## WHAT THE TASK REQUIRES
Which Bible references in the passage on Paul and the empty tomb give both a chapter and a verse?

## PASSAGE TO READ
----

But let us examine what Paul was teaching in his missionary endeavor of the first century. First, Luke in the book of Acts summarizes “Paul’s preaching as ‘the good news about Jesus and the resurrection.’”[vii]This however does not prove the belief in an empty tomb, nor the bodily resurrection. So we have to look further for some indications for such. Let us briefly examine Acts 13:28-37. Here Paul speaks of Psalm 16:10as a fulfillment in Christ, since “David…fell asleep…and saw corruption” (Acts 13:36). Yet the promise in Psalm 16 was that the “Holy One” would not see any corruption (i.e. decay); Paul thus can say “but he whom God raised up did not see corruption [i.e. decay]” (Acts 13:37). Mánek states hereto, “According to this speech Paul believed in the empty tomb.” Nonetheless Mánek also observes that “[t]o say on the basis of the Acts of the Apostles that Paul believed in the empty tomb would not be theologically responsible.” [viii]
Thus a further look into the main passage – i.e., 1 Corinthians 15 – is of necessity. See also my earlier posts:
Here the objection is that Paul speaks of a “spiritual body” and thus a physical one is not in view. The issue and solution are found in the Greek terms σῶμα ψυχικόν (sōma psychikon) and σῶμα πνευματικόν (sōma pneumatikon), and in the context in which they are used. Paul here distinguishes between psychikon and pneumatikon, yet the sōma is the same essence. The emphasis is in the difference between the “perishable” and the “imperishable;” between “dishonor” and “glory;” between “weakness” and “power;” and “spiritual” and “natural.” Ladd points out:
The ‘spiritual body’ of 1 Cor 15:44is not a body made of spirit any more than the ‘natural’ (literally, psychical) body is a body made of psyche. However, it is a literal, real body, even though it has been adapted to the new order of existence which shall be inaugurated at the resurrection (Ladd, 139).[ix]
Mánek further points out the New Testament the verb ἐγείρειν (egeirein) – which is used by Paul in this passage – normally describes bodily movement, thus “[p]hilological evidence […] shows, that in Paul’s conception the body participates in the resurrection.”[x]Paul’s language hence indicates that he believed in an empty tomb.[xi]
One last comment on Objection # 1 is that Paul probably never mentions the empty tomb explicitly because of apologetic reasons. As Stein mentions, “When it came to the resurrection appearances, the apostle could argue on equal terms with the other disciples. He, too, had seen the Lord! He could not, however, say the same about the empty tomb.”[xii]
In conclusion to this section then “the legend of Easter morning” is not a legend at all, at least not from the standpoint of the Apostle Paul.

----

[Document structure recognition data]
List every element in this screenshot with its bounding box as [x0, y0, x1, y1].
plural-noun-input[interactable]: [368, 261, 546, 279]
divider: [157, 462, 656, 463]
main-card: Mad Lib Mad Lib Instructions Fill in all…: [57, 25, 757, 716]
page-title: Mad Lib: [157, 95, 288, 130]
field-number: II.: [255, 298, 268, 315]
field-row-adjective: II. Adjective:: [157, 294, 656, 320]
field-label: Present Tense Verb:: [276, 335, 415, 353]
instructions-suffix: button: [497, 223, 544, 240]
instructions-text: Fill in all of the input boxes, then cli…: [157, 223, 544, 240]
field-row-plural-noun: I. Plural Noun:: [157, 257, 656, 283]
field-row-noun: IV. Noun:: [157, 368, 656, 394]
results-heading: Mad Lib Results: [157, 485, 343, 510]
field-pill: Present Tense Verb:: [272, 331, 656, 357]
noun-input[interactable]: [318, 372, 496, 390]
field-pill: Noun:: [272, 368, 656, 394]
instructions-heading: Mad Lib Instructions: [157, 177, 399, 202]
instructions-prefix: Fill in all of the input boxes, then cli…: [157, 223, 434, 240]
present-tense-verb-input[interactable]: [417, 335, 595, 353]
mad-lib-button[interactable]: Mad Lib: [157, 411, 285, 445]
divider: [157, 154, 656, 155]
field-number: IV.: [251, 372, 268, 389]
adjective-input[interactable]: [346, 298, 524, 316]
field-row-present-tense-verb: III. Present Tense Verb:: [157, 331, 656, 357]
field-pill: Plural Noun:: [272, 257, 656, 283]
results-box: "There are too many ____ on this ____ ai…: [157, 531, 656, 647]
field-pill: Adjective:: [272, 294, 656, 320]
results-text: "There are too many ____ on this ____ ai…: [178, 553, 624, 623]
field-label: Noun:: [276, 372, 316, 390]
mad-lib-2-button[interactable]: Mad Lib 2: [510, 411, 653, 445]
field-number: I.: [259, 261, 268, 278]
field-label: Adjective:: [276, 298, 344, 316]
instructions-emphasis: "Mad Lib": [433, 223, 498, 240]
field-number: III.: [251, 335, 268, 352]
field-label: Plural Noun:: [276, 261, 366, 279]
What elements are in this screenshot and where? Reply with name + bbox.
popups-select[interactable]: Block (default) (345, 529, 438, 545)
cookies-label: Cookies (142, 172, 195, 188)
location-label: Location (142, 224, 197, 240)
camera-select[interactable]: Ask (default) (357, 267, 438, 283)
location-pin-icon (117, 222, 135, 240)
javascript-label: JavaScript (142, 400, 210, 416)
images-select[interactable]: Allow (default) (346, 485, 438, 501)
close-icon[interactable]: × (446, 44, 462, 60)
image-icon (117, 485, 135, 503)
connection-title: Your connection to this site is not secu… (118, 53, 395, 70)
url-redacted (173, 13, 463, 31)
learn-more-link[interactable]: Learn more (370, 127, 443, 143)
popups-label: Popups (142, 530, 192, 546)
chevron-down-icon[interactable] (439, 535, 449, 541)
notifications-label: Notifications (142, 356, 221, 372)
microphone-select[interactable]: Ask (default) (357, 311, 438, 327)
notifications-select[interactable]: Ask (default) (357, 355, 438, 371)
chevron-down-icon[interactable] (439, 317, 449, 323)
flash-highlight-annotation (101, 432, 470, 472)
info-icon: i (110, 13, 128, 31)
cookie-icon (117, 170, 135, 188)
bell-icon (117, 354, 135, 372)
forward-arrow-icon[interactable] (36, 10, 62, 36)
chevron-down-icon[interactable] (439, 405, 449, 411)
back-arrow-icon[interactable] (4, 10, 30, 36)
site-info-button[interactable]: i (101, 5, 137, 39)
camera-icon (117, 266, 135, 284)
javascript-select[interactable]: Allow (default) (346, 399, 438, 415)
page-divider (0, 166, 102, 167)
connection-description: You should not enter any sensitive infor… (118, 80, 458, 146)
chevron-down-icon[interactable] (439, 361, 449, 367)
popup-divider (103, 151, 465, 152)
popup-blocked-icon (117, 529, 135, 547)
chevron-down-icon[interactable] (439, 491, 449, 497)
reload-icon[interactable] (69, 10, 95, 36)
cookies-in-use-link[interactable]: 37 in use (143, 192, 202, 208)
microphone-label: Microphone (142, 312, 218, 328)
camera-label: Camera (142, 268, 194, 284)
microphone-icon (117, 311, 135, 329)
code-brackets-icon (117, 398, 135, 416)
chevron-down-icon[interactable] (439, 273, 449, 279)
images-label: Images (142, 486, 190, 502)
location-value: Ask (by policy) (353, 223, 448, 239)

----

## WRITTEN REPLY
- Acts 13:28-37
- Psalm 16:10
- Acts 13:36
- Acts 13:37
- 1 Cor 15:44